■ Data provided ■
◇ ◇ ◇ ◇ ◇ ◇ ◇
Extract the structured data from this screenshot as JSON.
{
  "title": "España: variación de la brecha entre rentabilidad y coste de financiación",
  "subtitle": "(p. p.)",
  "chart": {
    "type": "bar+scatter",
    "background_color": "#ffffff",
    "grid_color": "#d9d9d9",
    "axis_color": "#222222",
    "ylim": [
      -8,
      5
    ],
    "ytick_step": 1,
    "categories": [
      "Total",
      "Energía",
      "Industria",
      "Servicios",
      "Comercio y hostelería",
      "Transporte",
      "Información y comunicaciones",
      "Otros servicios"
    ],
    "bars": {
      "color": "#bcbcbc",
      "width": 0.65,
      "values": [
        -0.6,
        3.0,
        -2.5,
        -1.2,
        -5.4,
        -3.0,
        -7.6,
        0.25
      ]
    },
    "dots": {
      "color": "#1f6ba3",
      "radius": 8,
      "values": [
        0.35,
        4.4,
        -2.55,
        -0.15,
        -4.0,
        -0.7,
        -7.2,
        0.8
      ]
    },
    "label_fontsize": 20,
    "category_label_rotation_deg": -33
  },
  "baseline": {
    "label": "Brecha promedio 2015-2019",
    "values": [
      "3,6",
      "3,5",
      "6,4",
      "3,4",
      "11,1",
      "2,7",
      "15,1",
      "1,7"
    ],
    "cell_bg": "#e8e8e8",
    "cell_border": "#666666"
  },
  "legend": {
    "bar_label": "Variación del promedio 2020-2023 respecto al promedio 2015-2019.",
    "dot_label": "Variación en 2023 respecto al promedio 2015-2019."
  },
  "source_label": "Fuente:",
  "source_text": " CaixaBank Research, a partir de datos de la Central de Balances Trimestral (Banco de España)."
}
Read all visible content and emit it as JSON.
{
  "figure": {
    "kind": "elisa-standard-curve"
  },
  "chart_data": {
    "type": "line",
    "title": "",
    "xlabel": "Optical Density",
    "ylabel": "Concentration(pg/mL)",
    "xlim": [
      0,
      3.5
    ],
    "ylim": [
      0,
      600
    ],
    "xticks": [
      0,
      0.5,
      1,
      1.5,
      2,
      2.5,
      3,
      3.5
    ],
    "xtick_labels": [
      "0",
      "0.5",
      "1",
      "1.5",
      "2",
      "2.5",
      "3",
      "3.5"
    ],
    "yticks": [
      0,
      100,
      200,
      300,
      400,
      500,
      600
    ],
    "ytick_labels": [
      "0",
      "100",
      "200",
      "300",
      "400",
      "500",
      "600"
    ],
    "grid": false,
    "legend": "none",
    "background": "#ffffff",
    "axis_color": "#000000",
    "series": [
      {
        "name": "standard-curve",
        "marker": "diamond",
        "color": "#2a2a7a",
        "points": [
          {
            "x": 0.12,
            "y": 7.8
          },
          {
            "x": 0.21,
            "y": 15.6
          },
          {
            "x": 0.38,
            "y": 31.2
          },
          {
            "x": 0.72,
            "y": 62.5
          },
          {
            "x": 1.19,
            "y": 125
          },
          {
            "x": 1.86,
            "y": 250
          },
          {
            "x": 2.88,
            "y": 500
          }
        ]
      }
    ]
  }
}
◇ ◇ ◇ ◇ ◇ ◇ ◇
Print the records once more, exactly as they were given.

Extract the structured data from this screenshot as JSON.
{
  "title": "España: variación de la brecha entre rentabilidad y coste de financiación",
  "subtitle": "(p. p.)",
  "chart": {
    "type": "bar+scatter",
    "background_color": "#ffffff",
    "grid_color": "#d9d9d9",
    "axis_color": "#222222",
    "ylim": [
      -8,
      5
    ],
    "ytick_step": 1,
    "categories": [
      "Total",
      "Energía",
      "Industria",
      "Servicios",
      "Comercio y hostelería",
      "Transporte",
      "Información y comunicaciones",
      "Otros servicios"
    ],
    "bars": {
      "color": "#bcbcbc",
      "width": 0.65,
      "values": [
        -0.6,
        3.0,
        -2.5,
        -1.2,
        -5.4,
        -3.0,
        -7.6,
        0.25
      ]
    },
    "dots": {
      "color": "#1f6ba3",
      "radius": 8,
      "values": [
        0.35,
        4.4,
        -2.55,
        -0.15,
        -4.0,
        -0.7,
        -7.2,
        0.8
      ]
    },
    "label_fontsize": 20,
    "category_label_rotation_deg": -33
  },
  "baseline": {
    "label": "Brecha promedio 2015-2019",
    "values": [
      "3,6",
      "3,5",
      "6,4",
      "3,4",
      "11,1",
      "2,7",
      "15,1",
      "1,7"
    ],
    "cell_bg": "#e8e8e8",
    "cell_border": "#666666"
  },
  "legend": {
    "bar_label": "Variación del promedio 2020-2023 respecto al promedio 2015-2019.",
    "dot_label": "Variación en 2023 respecto al promedio 2015-2019."
  },
  "source_label": "Fuente:",
  "source_text": " CaixaBank Research, a partir de datos de la Central de Balances Trimestral (Banco de España)."
}
Read all visible content and emit it as JSON.
{
  "figure": {
    "kind": "elisa-standard-curve"
  },
  "chart_data": {
    "type": "line",
    "title": "",
    "xlabel": "Optical Density",
    "ylabel": "Concentration(pg/mL)",
    "xlim": [
      0,
      3.5
    ],
    "ylim": [
      0,
      600
    ],
    "xticks": [
      0,
      0.5,
      1,
      1.5,
      2,
      2.5,
      3,
      3.5
    ],
    "xtick_labels": [
      "0",
      "0.5",
      "1",
      "1.5",
      "2",
      "2.5",
      "3",
      "3.5"
    ],
    "yticks": [
      0,
      100,
      200,
      300,
      400,
      500,
      600
    ],
    "ytick_labels": [
      "0",
      "100",
      "200",
      "300",
      "400",
      "500",
      "600"
    ],
    "grid": false,
    "legend": "none",
    "background": "#ffffff",
    "axis_color": "#000000",
    "series": [
      {
        "name": "standard-curve",
        "marker": "diamond",
        "color": "#2a2a7a",
        "points": [
          {
            "x": 0.12,
            "y": 7.8
          },
          {
            "x": 0.21,
            "y": 15.6
          },
          {
            "x": 0.38,
            "y": 31.2
          },
          {
            "x": 0.72,
            "y": 62.5
          },
          {
            "x": 1.19,
            "y": 125
          },
          {
            "x": 1.86,
            "y": 250
          },
          {
            "x": 2.88,
            "y": 500
          }
        ]
      }
    ]
  }
}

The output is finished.